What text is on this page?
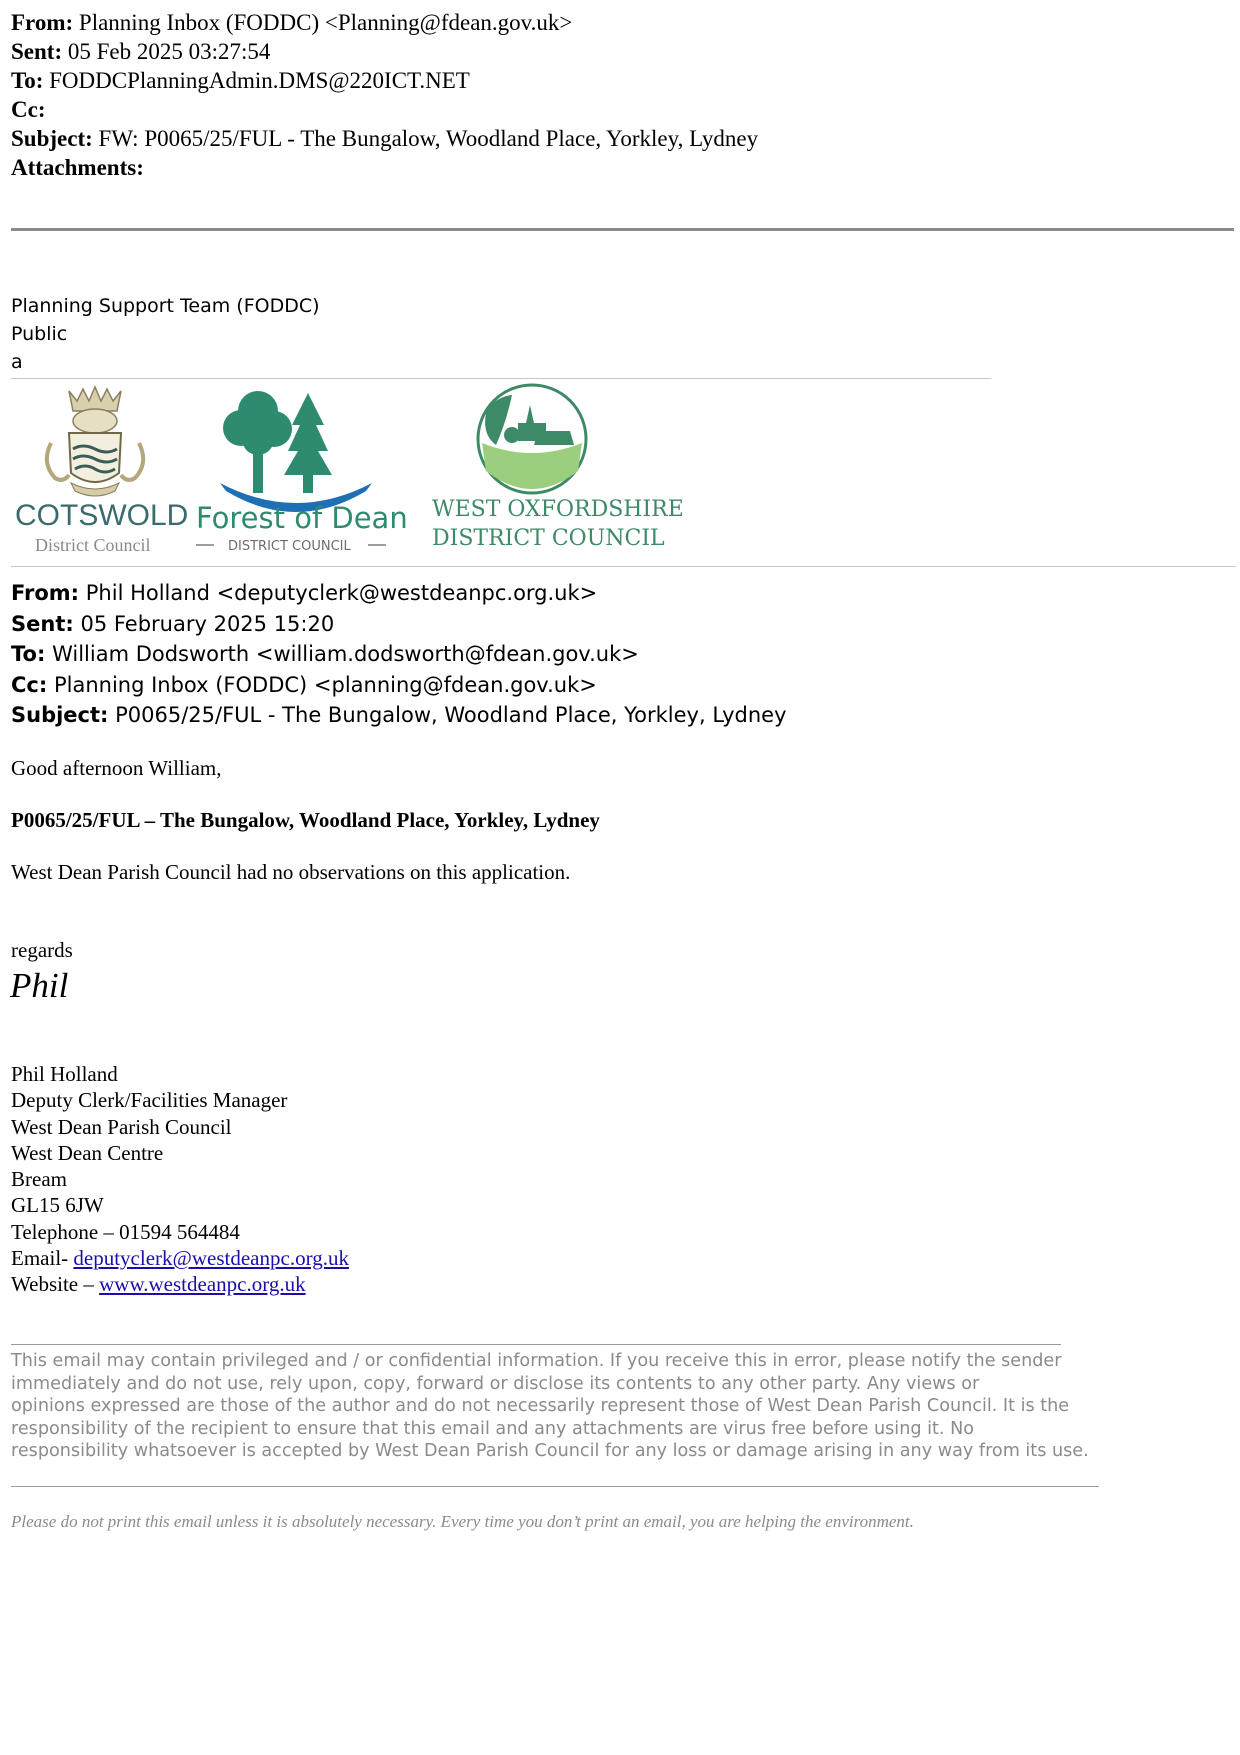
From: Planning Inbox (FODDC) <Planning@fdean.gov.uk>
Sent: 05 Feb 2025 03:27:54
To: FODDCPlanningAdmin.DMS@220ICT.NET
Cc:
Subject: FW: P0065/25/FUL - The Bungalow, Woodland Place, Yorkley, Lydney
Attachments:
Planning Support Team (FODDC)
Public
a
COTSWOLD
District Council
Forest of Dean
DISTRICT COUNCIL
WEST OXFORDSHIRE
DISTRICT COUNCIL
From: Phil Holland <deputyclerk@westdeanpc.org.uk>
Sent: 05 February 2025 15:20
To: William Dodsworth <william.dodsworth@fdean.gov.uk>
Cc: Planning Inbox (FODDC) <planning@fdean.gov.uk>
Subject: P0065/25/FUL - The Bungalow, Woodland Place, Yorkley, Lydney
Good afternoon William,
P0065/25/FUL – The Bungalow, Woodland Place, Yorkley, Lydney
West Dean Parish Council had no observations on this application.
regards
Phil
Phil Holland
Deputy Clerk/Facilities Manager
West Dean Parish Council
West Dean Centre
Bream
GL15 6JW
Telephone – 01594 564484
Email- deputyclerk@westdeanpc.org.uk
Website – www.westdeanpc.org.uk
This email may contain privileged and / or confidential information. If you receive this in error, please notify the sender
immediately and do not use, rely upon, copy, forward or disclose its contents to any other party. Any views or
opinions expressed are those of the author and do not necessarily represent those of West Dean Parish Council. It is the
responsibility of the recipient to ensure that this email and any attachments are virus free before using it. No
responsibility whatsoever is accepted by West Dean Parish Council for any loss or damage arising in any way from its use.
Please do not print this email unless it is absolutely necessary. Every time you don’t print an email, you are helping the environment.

##############################

Exercise aim:
Please copy the records above word for word, omitting every picture.

Result below:
What text is on this page?
From: Planning Inbox (FODDC) <Planning@fdean.gov.uk>
Sent: 05 Feb 2025 03:27:54
To: FODDCPlanningAdmin.DMS@220ICT.NET
Cc:
Subject: FW: P0065/25/FUL - The Bungalow, Woodland Place, Yorkley, Lydney
Attachments:
Planning Support Team (FODDC)
Public
a
COTSWOLD
District Council
Forest of Dean
DISTRICT COUNCIL
WEST OXFORDSHIRE
DISTRICT COUNCIL
From: Phil Holland <deputyclerk@westdeanpc.org.uk>
Sent: 05 February 2025 15:20
To: William Dodsworth <william.dodsworth@fdean.gov.uk>
Cc: Planning Inbox (FODDC) <planning@fdean.gov.uk>
Subject: P0065/25/FUL - The Bungalow, Woodland Place, Yorkley, Lydney
Good afternoon William,
P0065/25/FUL – The Bungalow, Woodland Place, Yorkley, Lydney
West Dean Parish Council had no observations on this application.
regards
Phil
Phil Holland
Deputy Clerk/Facilities Manager
West Dean Parish Council
West Dean Centre
Bream
GL15 6JW
Telephone – 01594 564484
Email- deputyclerk@westdeanpc.org.uk
Website – www.westdeanpc.org.uk
This email may contain privileged and / or confidential information. If you receive this in error, please notify the sender
immediately and do not use, rely upon, copy, forward or disclose its contents to any other party. Any views or
opinions expressed are those of the author and do not necessarily represent those of West Dean Parish Council. It is the
responsibility of the recipient to ensure that this email and any attachments are virus free before using it. No
responsibility whatsoever is accepted by West Dean Parish Council for any loss or damage arising in any way from its use.
Please do not print this email unless it is absolutely necessary. Every time you don’t print an email, you are helping the environment.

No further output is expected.